[Begin]

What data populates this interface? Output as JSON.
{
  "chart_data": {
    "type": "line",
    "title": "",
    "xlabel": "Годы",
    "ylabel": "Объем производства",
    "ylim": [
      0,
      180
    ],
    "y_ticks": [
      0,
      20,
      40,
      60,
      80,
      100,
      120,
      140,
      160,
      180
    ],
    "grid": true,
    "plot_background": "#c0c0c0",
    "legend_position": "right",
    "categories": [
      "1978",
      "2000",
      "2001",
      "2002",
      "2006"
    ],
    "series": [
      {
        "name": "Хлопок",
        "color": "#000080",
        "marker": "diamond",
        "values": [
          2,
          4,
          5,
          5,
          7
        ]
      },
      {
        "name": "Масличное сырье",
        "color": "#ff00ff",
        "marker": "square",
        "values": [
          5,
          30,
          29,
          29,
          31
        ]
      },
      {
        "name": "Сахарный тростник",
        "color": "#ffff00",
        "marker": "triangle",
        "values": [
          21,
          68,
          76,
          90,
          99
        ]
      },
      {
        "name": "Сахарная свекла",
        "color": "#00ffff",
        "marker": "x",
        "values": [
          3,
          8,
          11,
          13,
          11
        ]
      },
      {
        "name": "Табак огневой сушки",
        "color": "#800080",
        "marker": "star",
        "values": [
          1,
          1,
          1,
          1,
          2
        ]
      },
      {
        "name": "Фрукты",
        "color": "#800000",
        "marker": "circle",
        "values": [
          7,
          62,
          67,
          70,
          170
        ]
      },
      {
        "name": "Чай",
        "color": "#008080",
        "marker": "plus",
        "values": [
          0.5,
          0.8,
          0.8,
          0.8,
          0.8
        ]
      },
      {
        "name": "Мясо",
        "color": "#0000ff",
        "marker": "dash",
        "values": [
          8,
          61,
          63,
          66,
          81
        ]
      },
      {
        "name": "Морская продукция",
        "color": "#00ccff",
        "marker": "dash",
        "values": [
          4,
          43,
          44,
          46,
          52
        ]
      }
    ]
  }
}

[End]

> **Task details**
Word for word, write out the data.

> **Task answer**
What data populates this interface? Output as JSON.
{
  "chart_data": {
    "type": "line",
    "title": "",
    "xlabel": "Годы",
    "ylabel": "Объем производства",
    "ylim": [
      0,
      180
    ],
    "y_ticks": [
      0,
      20,
      40,
      60,
      80,
      100,
      120,
      140,
      160,
      180
    ],
    "grid": true,
    "plot_background": "#c0c0c0",
    "legend_position": "right",
    "categories": [
      "1978",
      "2000",
      "2001",
      "2002",
      "2006"
    ],
    "series": [
      {
        "name": "Хлопок",
        "color": "#000080",
        "marker": "diamond",
        "values": [
          2,
          4,
          5,
          5,
          7
        ]
      },
      {
        "name": "Масличное сырье",
        "color": "#ff00ff",
        "marker": "square",
        "values": [
          5,
          30,
          29,
          29,
          31
        ]
      },
      {
        "name": "Сахарный тростник",
        "color": "#ffff00",
        "marker": "triangle",
        "values": [
          21,
          68,
          76,
          90,
          99
        ]
      },
      {
        "name": "Сахарная свекла",
        "color": "#00ffff",
        "marker": "x",
        "values": [
          3,
          8,
          11,
          13,
          11
        ]
      },
      {
        "name": "Табак огневой сушки",
        "color": "#800080",
        "marker": "star",
        "values": [
          1,
          1,
          1,
          1,
          2
        ]
      },
      {
        "name": "Фрукты",
        "color": "#800000",
        "marker": "circle",
        "values": [
          7,
          62,
          67,
          70,
          170
        ]
      },
      {
        "name": "Чай",
        "color": "#008080",
        "marker": "plus",
        "values": [
          0.5,
          0.8,
          0.8,
          0.8,
          0.8
        ]
      },
      {
        "name": "Мясо",
        "color": "#0000ff",
        "marker": "dash",
        "values": [
          8,
          61,
          63,
          66,
          81
        ]
      },
      {
        "name": "Морская продукция",
        "color": "#00ccff",
        "marker": "dash",
        "values": [
          4,
          43,
          44,
          46,
          52
        ]
      }
    ]
  }
}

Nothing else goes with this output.